### Data for processing
++++++++++++++++++++

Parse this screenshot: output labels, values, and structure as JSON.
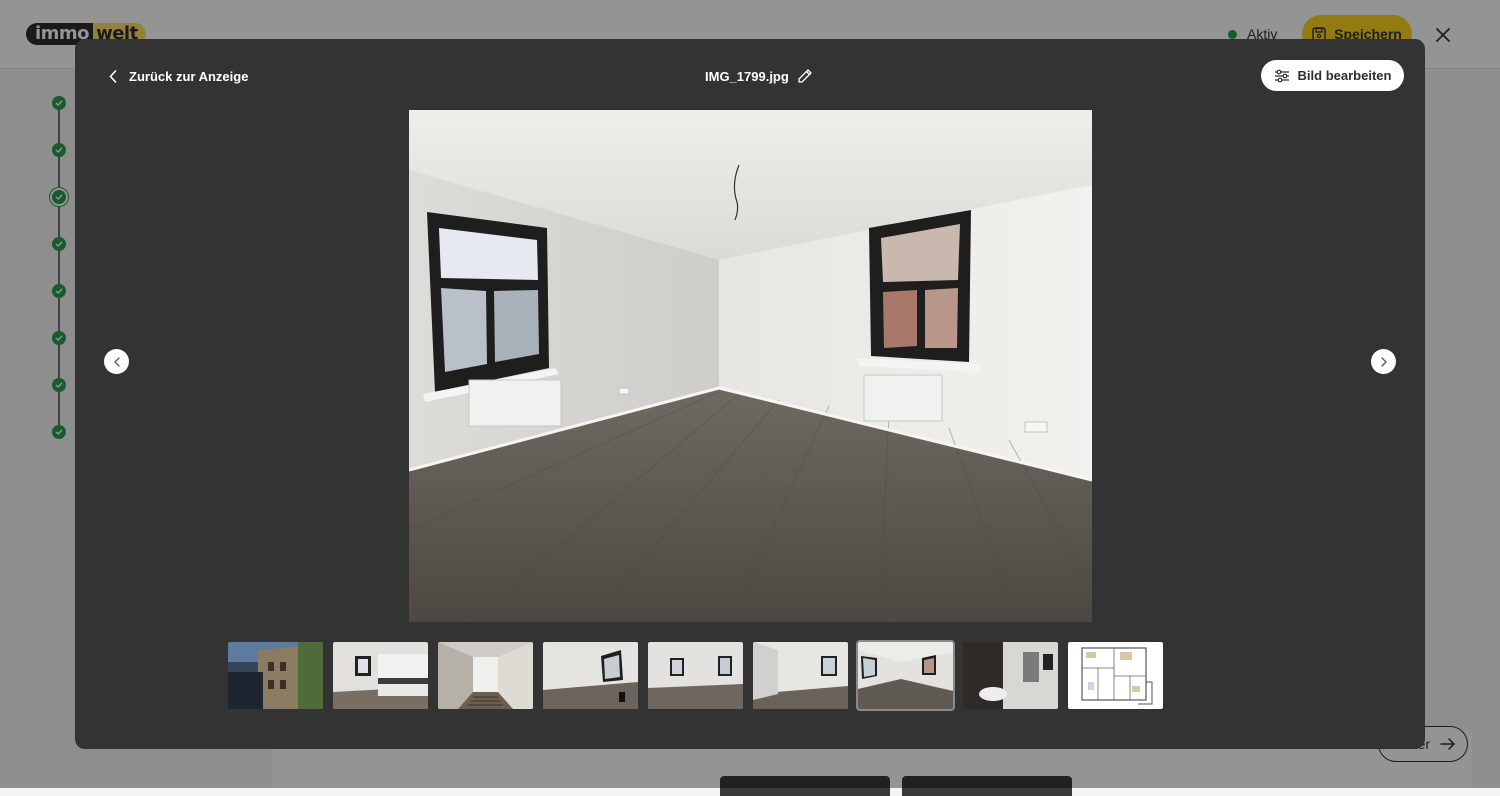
{
  "header": {
    "logo_part1": "immo",
    "logo_part2": "welt",
    "status_label": "Aktiv",
    "status_color": "#2a9d4e",
    "save_label": "Speichern",
    "save_color": "#ffd21f",
    "save_icon": "floppy-disk-icon",
    "close_icon": "close-icon"
  },
  "progress_steps": {
    "count": 8,
    "completed": 8,
    "current_index": 2,
    "icon": "check-icon"
  },
  "footer": {
    "next_label": "Weiter",
    "next_icon": "arrow-right-icon"
  },
  "viewer": {
    "back_label": "Zurück zur Anzeige",
    "back_icon": "chevron-left-icon",
    "file_name": "IMG_1799.jpg",
    "rename_icon": "pencil-icon",
    "edit_label": "Bild bearbeiten",
    "edit_icon": "sliders-icon",
    "prev_icon": "chevron-left-icon",
    "next_icon": "chevron-right-icon",
    "thumbnail_count": 9,
    "active_thumbnail_index": 6
  }
}
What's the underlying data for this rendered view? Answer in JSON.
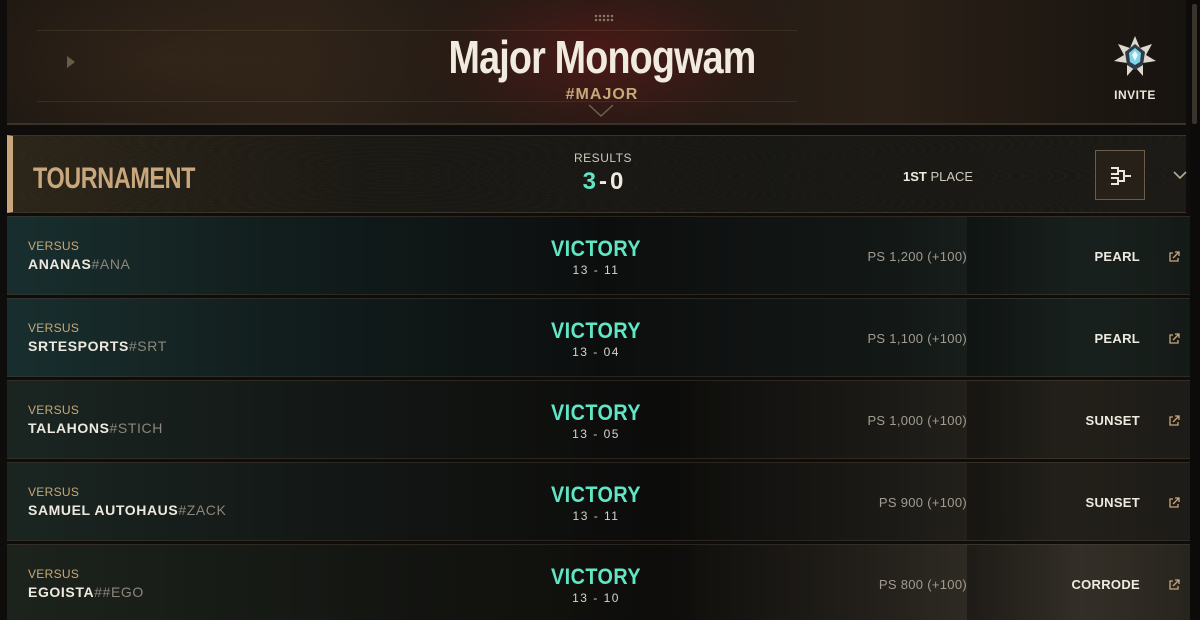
{
  "header": {
    "title": "Major Monogwam",
    "tag": "#MAJOR",
    "invite_label": "INVITE"
  },
  "tournament": {
    "label": "TOURNAMENT",
    "results_label": "RESULTS",
    "wins": "3",
    "losses": "0",
    "place_rank": "1ST",
    "place_suffix": "PLACE"
  },
  "matches": [
    {
      "versus": "VERSUS",
      "name": "ANANAS",
      "tag": "#ANA",
      "result": "VICTORY",
      "score": "13 - 11",
      "ps": "PS 1,200 (+100)",
      "map": "PEARL"
    },
    {
      "versus": "VERSUS",
      "name": "SRTESPORTS",
      "tag": "#SRT",
      "result": "VICTORY",
      "score": "13 - 04",
      "ps": "PS 1,100 (+100)",
      "map": "PEARL"
    },
    {
      "versus": "VERSUS",
      "name": "TALAHONS",
      "tag": "#STICH",
      "result": "VICTORY",
      "score": "13 - 05",
      "ps": "PS 1,000 (+100)",
      "map": "SUNSET"
    },
    {
      "versus": "VERSUS",
      "name": "SAMUEL AUTOHAUS",
      "tag": "#ZACK",
      "result": "VICTORY",
      "score": "13 - 11",
      "ps": "PS 900 (+100)",
      "map": "SUNSET"
    },
    {
      "versus": "VERSUS",
      "name": "EGOISTA",
      "tag": "##EGO",
      "result": "VICTORY",
      "score": "13 - 10",
      "ps": "PS 800 (+100)",
      "map": "CORRODE"
    }
  ],
  "colors": {
    "victory": "#5fe6c4",
    "gold": "#c9a77d",
    "tag_gold": "#c8a878"
  },
  "icons": {
    "invite": "radiant-rank-icon",
    "bracket": "bracket-icon",
    "expand": "chevron-down-icon",
    "open_match": "external-link-icon"
  }
}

++++++++++++++++++++

### Directive
From the listing, extract all text exactly as given and drop any picture.

### Solution for this task
Parse this screenshot: output labels, values, and structure as JSON.
{
  "header": {
    "logo_part1": "immo",
    "logo_part2": "welt",
    "status_label": "Aktiv",
    "status_color": "#2a9d4e",
    "save_label": "Speichern",
    "save_color": "#ffd21f",
    "save_icon": "floppy-disk-icon",
    "close_icon": "close-icon"
  },
  "progress_steps": {
    "count": 8,
    "completed": 8,
    "current_index": 2,
    "icon": "check-icon"
  },
  "footer": {
    "next_label": "Weiter",
    "next_icon": "arrow-right-icon"
  },
  "viewer": {
    "back_label": "Zurück zur Anzeige",
    "back_icon": "chevron-left-icon",
    "file_name": "IMG_1799.jpg",
    "rename_icon": "pencil-icon",
    "edit_label": "Bild bearbeiten",
    "edit_icon": "sliders-icon",
    "prev_icon": "chevron-left-icon",
    "next_icon": "chevron-right-icon",
    "thumbnail_count": 9,
    "active_thumbnail_index": 6
  }
}
What's the underlying data for this rendered view? Answer in JSON.
{
  "header": {
    "title": "Major Monogwam",
    "tag": "#MAJOR",
    "invite_label": "INVITE"
  },
  "tournament": {
    "label": "TOURNAMENT",
    "results_label": "RESULTS",
    "wins": "3",
    "losses": "0",
    "place_rank": "1ST",
    "place_suffix": "PLACE"
  },
  "matches": [
    {
      "versus": "VERSUS",
      "name": "ANANAS",
      "tag": "#ANA",
      "result": "VICTORY",
      "score": "13 - 11",
      "ps": "PS 1,200 (+100)",
      "map": "PEARL"
    },
    {
      "versus": "VERSUS",
      "name": "SRTESPORTS",
      "tag": "#SRT",
      "result": "VICTORY",
      "score": "13 - 04",
      "ps": "PS 1,100 (+100)",
      "map": "PEARL"
    },
    {
      "versus": "VERSUS",
      "name": "TALAHONS",
      "tag": "#STICH",
      "result": "VICTORY",
      "score": "13 - 05",
      "ps": "PS 1,000 (+100)",
      "map": "SUNSET"
    },
    {
      "versus": "VERSUS",
      "name": "SAMUEL AUTOHAUS",
      "tag": "#ZACK",
      "result": "VICTORY",
      "score": "13 - 11",
      "ps": "PS 900 (+100)",
      "map": "SUNSET"
    },
    {
      "versus": "VERSUS",
      "name": "EGOISTA",
      "tag": "##EGO",
      "result": "VICTORY",
      "score": "13 - 10",
      "ps": "PS 800 (+100)",
      "map": "CORRODE"
    }
  ],
  "colors": {
    "victory": "#5fe6c4",
    "gold": "#c9a77d",
    "tag_gold": "#c8a878"
  },
  "icons": {
    "invite": "radiant-rank-icon",
    "bracket": "bracket-icon",
    "expand": "chevron-down-icon",
    "open_match": "external-link-icon"
  }
}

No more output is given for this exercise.